REQUIREMENT =
Extract every line of the rows below that contains the word "Ellipse", treating uppercase and lowercase letters as distinct.

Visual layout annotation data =
#####

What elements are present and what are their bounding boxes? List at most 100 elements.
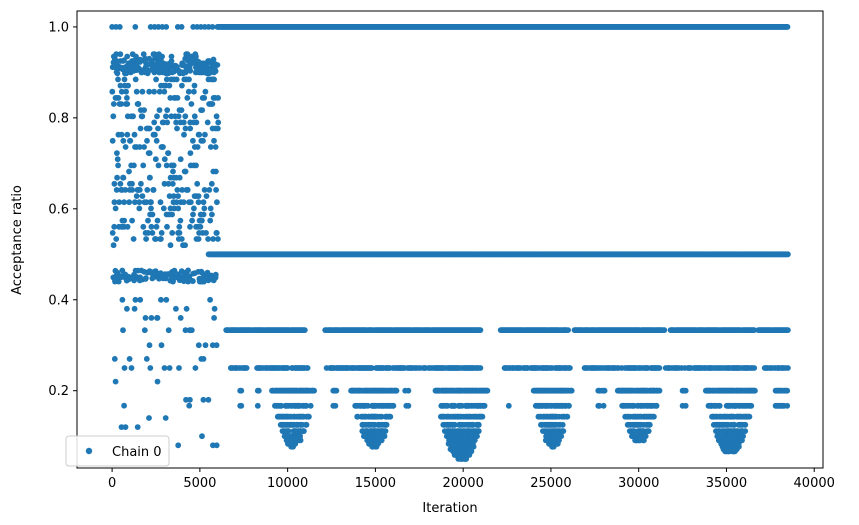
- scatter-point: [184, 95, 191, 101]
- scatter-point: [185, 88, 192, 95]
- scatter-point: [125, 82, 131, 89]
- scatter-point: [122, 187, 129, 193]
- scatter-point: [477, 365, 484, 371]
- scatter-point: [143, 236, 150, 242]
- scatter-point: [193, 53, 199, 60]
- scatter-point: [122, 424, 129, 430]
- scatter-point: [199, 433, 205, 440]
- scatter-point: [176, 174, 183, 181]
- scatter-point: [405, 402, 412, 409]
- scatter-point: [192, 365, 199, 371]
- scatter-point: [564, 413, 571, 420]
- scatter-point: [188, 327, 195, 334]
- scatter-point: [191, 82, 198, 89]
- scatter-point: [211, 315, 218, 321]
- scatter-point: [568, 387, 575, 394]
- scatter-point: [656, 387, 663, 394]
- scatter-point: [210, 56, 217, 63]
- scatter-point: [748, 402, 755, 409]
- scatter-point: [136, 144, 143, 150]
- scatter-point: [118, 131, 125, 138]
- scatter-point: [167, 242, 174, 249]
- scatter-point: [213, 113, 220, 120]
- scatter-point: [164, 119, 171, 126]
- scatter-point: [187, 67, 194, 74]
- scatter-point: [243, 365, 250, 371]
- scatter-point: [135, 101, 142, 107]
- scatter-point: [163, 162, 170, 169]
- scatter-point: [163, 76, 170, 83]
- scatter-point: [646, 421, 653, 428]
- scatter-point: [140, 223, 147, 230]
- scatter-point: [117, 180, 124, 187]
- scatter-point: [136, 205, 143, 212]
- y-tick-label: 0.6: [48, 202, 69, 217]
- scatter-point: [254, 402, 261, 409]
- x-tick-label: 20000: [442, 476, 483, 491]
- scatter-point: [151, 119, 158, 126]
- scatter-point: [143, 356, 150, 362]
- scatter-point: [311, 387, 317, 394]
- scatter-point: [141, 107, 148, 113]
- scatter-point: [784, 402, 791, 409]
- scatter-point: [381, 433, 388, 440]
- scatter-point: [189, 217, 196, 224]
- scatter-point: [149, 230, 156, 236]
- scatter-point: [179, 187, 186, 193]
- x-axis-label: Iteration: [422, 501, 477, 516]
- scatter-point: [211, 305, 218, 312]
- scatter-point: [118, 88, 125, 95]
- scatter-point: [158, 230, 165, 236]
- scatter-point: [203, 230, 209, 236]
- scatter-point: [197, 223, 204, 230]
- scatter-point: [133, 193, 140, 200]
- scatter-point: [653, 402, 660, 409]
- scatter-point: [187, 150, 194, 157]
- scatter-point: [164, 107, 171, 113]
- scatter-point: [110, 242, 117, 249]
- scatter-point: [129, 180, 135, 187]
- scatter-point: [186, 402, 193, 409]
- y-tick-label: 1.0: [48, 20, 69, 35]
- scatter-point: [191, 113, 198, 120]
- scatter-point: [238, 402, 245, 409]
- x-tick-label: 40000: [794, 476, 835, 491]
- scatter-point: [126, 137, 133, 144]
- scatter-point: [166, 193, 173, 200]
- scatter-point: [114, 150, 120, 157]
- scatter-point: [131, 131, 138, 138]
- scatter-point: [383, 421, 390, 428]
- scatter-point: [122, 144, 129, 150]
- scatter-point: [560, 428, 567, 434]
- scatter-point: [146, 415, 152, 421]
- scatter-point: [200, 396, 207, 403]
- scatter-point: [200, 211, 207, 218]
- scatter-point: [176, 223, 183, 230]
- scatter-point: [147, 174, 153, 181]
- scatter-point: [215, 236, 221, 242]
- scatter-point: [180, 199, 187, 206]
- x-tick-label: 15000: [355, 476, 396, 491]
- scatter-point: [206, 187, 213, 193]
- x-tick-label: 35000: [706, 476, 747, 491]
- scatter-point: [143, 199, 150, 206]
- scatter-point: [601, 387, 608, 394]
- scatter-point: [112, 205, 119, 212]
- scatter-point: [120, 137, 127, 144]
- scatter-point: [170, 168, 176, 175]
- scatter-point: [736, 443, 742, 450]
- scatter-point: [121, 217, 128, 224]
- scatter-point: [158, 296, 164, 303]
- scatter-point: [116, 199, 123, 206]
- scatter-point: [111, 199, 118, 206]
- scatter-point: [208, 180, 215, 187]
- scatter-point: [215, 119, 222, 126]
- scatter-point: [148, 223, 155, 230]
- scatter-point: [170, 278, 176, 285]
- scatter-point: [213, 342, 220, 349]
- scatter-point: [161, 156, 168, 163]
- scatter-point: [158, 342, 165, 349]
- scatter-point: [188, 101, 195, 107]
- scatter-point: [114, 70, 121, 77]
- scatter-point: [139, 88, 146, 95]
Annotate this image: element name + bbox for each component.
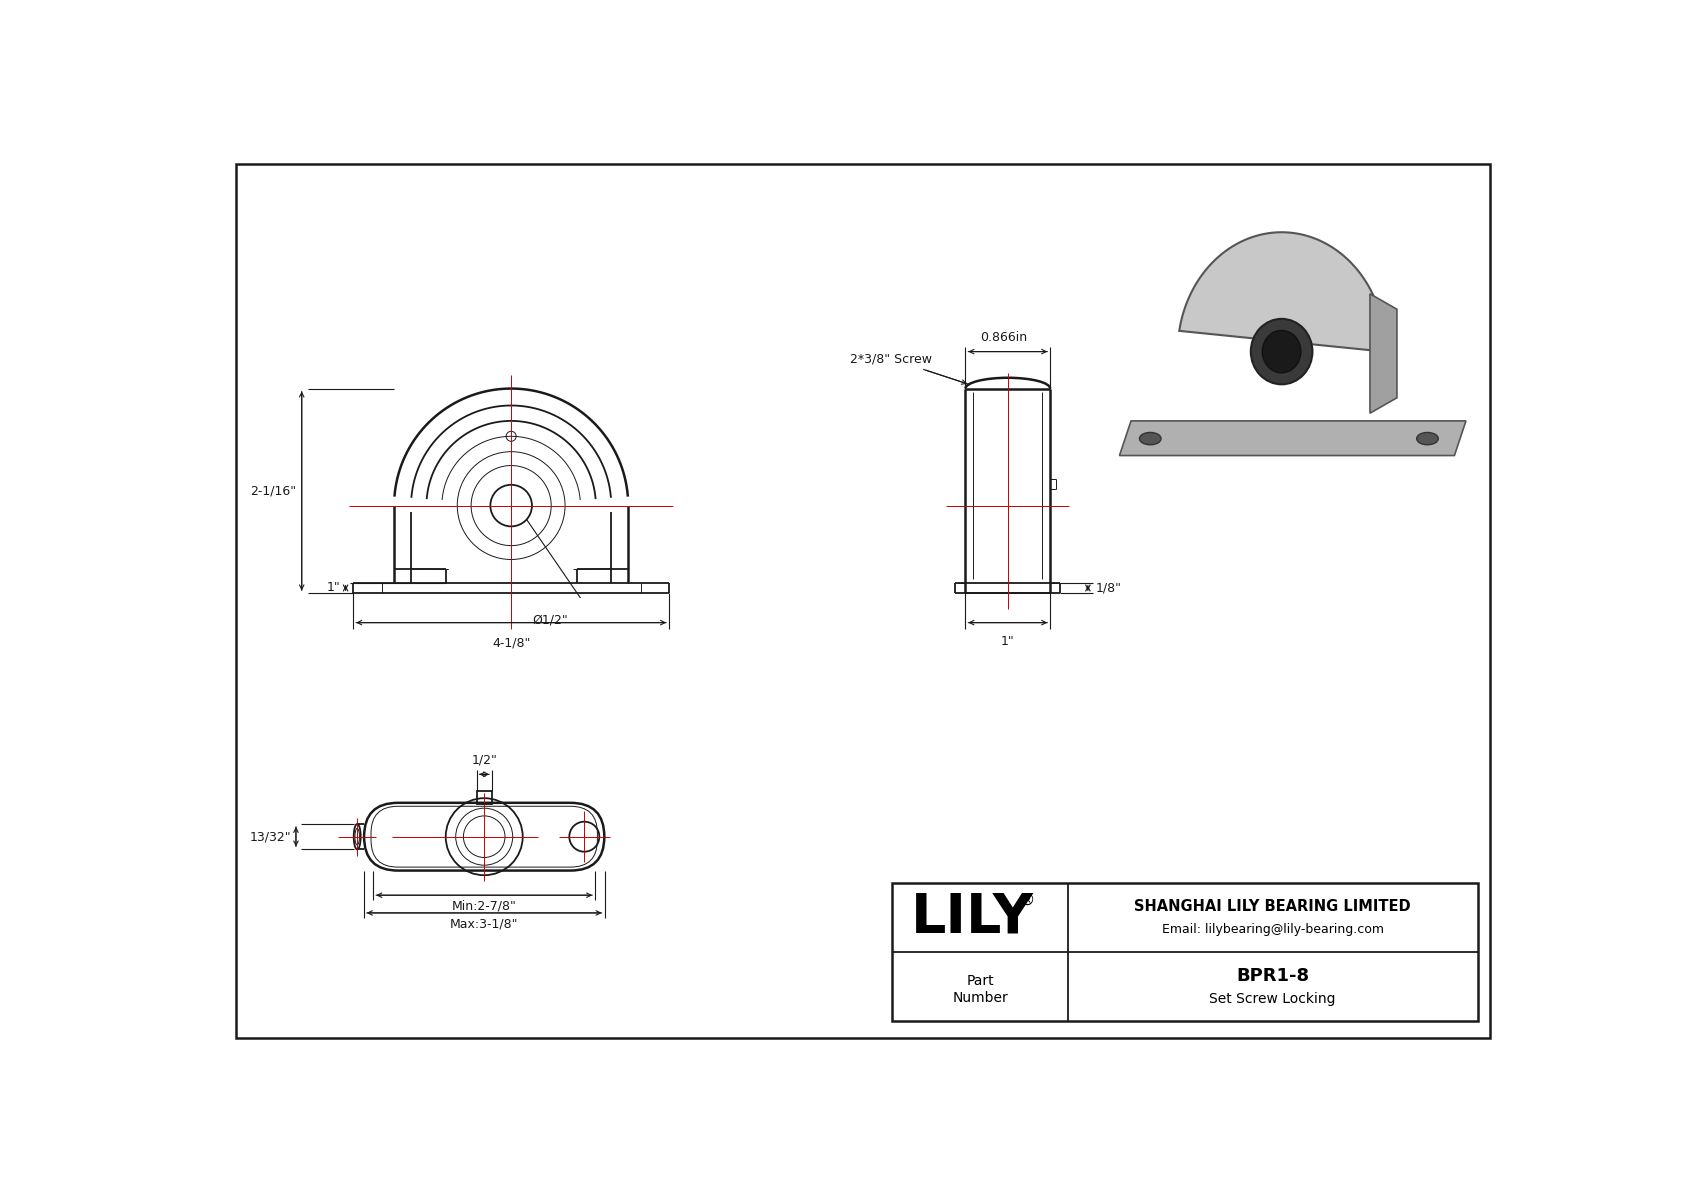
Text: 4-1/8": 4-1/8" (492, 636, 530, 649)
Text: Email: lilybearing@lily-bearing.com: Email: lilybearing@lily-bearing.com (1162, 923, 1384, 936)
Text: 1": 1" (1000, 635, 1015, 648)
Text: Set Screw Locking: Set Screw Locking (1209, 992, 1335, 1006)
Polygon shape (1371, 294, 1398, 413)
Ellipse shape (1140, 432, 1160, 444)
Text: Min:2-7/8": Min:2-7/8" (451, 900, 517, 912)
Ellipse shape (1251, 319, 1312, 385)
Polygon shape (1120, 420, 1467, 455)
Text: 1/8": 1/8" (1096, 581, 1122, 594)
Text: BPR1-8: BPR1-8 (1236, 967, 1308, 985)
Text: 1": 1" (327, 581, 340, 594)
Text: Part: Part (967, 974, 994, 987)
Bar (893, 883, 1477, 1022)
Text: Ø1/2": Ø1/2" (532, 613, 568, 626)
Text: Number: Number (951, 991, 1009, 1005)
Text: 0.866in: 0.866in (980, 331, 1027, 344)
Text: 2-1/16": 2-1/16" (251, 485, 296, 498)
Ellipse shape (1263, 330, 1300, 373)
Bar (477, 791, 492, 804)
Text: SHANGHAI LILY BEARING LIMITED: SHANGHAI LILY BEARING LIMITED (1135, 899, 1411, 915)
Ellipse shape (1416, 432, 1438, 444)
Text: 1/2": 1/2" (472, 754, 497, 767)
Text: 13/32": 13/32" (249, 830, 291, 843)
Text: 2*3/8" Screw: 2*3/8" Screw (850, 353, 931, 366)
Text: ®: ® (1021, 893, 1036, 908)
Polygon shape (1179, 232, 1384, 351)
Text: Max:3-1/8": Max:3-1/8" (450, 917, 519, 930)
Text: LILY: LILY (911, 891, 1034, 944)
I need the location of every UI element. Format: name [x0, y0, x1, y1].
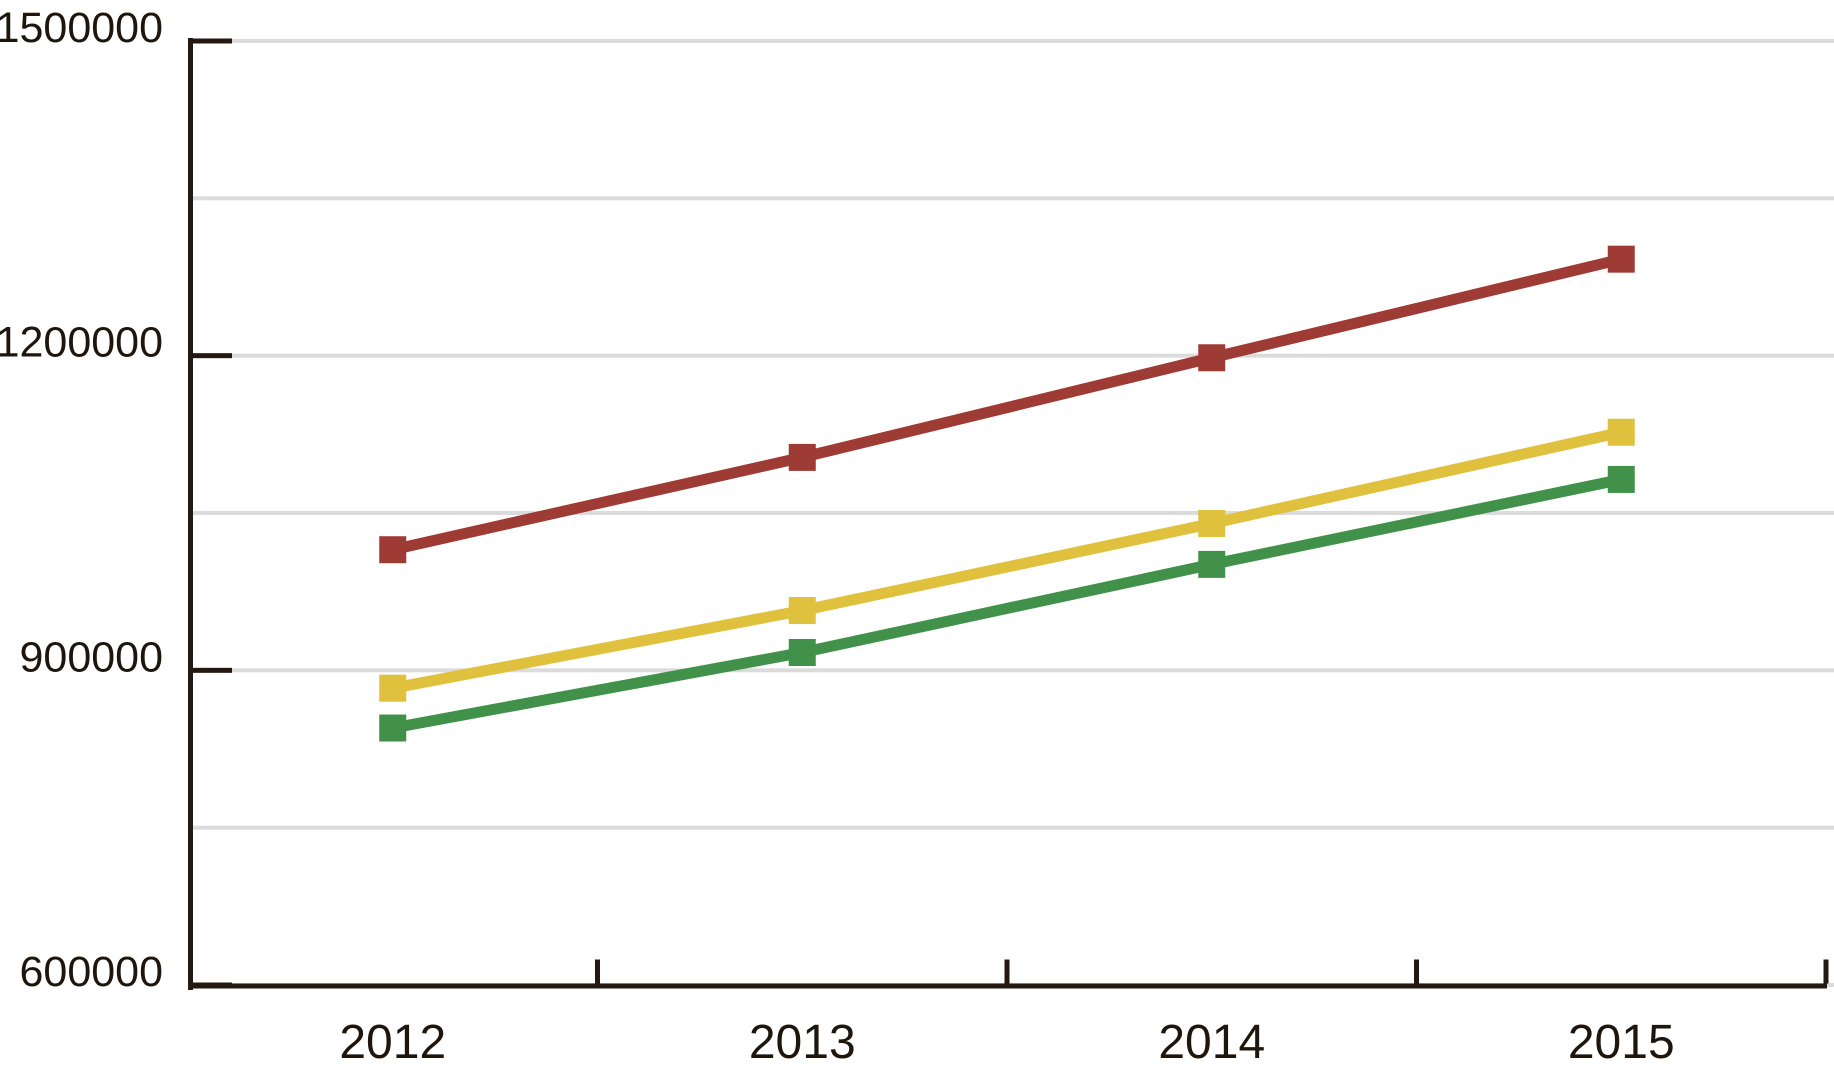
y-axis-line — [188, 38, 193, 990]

#####

REPLY TO THE EXERCISE =
Ellipse shape (1140, 432, 1160, 444)
Ellipse shape (1251, 319, 1312, 385)
Ellipse shape (1263, 330, 1300, 373)
Ellipse shape (1416, 432, 1438, 444)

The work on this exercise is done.